-- Begin Supplied material --

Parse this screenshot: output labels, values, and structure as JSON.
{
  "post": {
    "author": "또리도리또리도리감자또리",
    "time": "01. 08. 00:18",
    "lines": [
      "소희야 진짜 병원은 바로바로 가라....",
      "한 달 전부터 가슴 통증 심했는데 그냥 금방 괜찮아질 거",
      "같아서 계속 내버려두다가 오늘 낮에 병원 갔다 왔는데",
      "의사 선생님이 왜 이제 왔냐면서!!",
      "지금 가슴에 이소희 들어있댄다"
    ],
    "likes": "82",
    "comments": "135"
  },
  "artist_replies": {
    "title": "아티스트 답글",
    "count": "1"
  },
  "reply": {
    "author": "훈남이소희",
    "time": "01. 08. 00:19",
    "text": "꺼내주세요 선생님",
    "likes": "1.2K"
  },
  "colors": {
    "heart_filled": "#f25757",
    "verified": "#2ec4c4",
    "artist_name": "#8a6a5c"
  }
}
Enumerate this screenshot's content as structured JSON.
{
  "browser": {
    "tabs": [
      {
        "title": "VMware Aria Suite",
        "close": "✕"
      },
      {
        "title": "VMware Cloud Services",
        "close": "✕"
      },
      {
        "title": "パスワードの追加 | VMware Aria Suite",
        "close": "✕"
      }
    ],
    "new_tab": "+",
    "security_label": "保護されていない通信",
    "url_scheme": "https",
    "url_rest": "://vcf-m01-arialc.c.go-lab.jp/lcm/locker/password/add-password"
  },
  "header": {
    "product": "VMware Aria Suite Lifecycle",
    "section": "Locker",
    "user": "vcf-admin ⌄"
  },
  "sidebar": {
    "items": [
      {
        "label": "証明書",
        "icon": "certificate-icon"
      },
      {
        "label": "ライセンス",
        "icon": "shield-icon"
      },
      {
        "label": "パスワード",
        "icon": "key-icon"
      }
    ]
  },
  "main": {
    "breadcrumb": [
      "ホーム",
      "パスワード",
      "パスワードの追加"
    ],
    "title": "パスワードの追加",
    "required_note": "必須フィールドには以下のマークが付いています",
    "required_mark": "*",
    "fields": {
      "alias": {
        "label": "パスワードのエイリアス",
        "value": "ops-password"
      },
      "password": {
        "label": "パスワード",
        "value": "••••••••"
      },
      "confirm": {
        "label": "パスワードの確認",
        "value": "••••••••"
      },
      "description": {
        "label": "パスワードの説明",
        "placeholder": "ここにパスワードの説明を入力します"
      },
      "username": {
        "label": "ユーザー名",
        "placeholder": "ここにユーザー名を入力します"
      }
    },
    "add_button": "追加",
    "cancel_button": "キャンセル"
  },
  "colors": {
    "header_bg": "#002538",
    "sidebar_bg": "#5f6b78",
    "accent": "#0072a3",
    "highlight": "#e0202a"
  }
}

-- End Supplied material --
-- Begin Supplied material --

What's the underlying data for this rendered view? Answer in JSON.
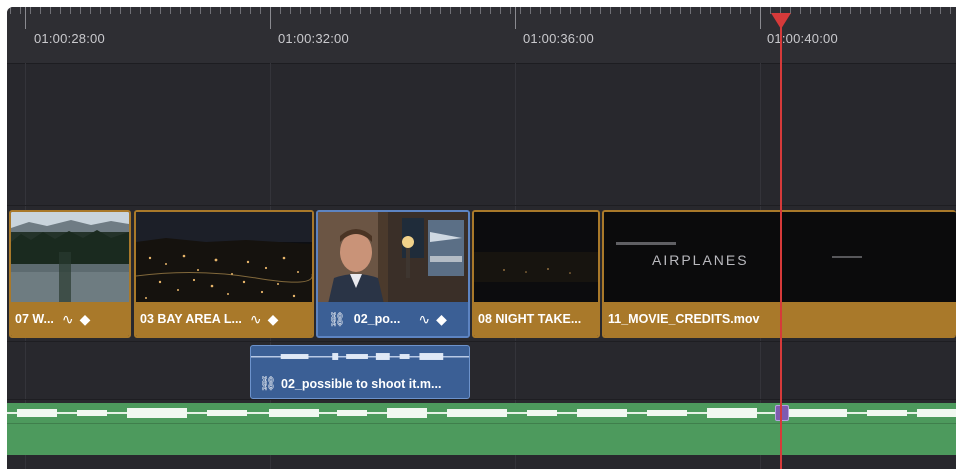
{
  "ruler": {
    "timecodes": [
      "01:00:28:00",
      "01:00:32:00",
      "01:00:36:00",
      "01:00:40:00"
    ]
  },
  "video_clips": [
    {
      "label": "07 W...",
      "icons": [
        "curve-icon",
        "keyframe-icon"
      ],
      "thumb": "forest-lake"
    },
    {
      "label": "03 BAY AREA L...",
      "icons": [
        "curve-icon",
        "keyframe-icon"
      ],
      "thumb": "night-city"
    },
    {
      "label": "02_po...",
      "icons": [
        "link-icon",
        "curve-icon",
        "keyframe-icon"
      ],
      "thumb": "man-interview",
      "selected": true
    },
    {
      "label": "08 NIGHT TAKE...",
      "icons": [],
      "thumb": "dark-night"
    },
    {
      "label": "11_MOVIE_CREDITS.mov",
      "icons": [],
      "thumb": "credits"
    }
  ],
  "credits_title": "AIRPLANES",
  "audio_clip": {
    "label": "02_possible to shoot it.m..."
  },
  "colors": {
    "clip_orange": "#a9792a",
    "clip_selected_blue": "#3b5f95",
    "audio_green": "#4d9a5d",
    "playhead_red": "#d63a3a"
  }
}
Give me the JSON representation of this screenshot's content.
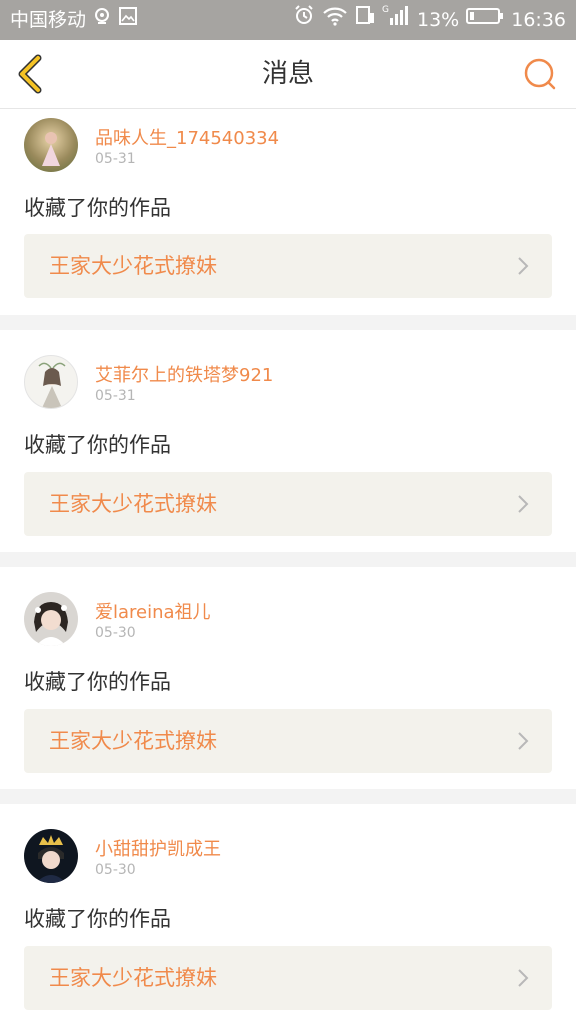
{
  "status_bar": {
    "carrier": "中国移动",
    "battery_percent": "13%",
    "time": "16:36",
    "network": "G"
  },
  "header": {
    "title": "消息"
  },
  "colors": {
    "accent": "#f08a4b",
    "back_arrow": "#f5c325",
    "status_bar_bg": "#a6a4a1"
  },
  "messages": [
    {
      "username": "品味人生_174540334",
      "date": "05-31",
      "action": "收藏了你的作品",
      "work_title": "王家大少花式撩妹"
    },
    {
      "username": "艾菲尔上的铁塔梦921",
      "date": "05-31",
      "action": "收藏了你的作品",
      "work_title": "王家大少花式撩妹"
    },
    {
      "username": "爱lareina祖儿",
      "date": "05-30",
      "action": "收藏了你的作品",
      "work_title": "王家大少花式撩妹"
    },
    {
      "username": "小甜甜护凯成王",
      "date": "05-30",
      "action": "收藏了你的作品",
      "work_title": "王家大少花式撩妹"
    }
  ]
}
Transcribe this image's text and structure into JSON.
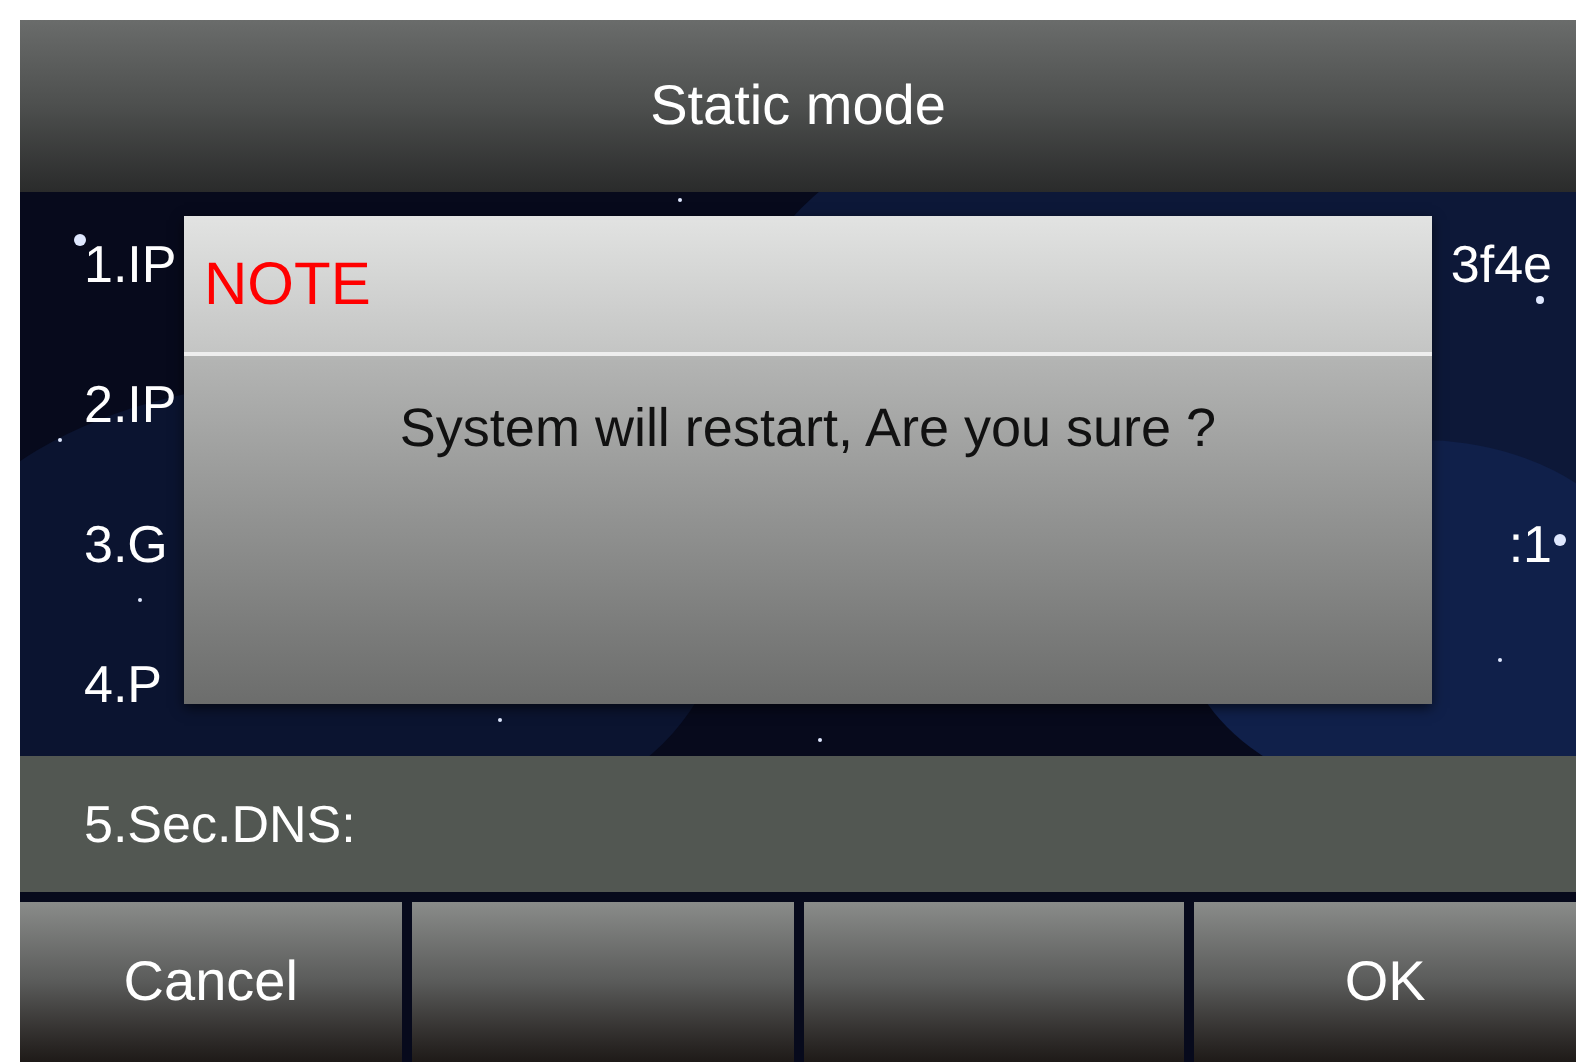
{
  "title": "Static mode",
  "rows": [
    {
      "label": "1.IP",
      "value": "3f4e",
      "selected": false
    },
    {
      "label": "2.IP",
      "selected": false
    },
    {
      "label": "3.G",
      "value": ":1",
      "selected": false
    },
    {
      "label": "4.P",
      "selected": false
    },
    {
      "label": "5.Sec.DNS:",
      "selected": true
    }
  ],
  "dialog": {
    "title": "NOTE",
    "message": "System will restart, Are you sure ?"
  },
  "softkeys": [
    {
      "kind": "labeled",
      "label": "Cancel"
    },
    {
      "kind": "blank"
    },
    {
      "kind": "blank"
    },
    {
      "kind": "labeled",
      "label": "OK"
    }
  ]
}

-- End Supplied material --

→ Set exercise
Make a copy of each line that contains the string "content".

→ Written answer
Enumerate this screenshot's content as structured JSON.
Give me the JSON representation of this screenshot's content.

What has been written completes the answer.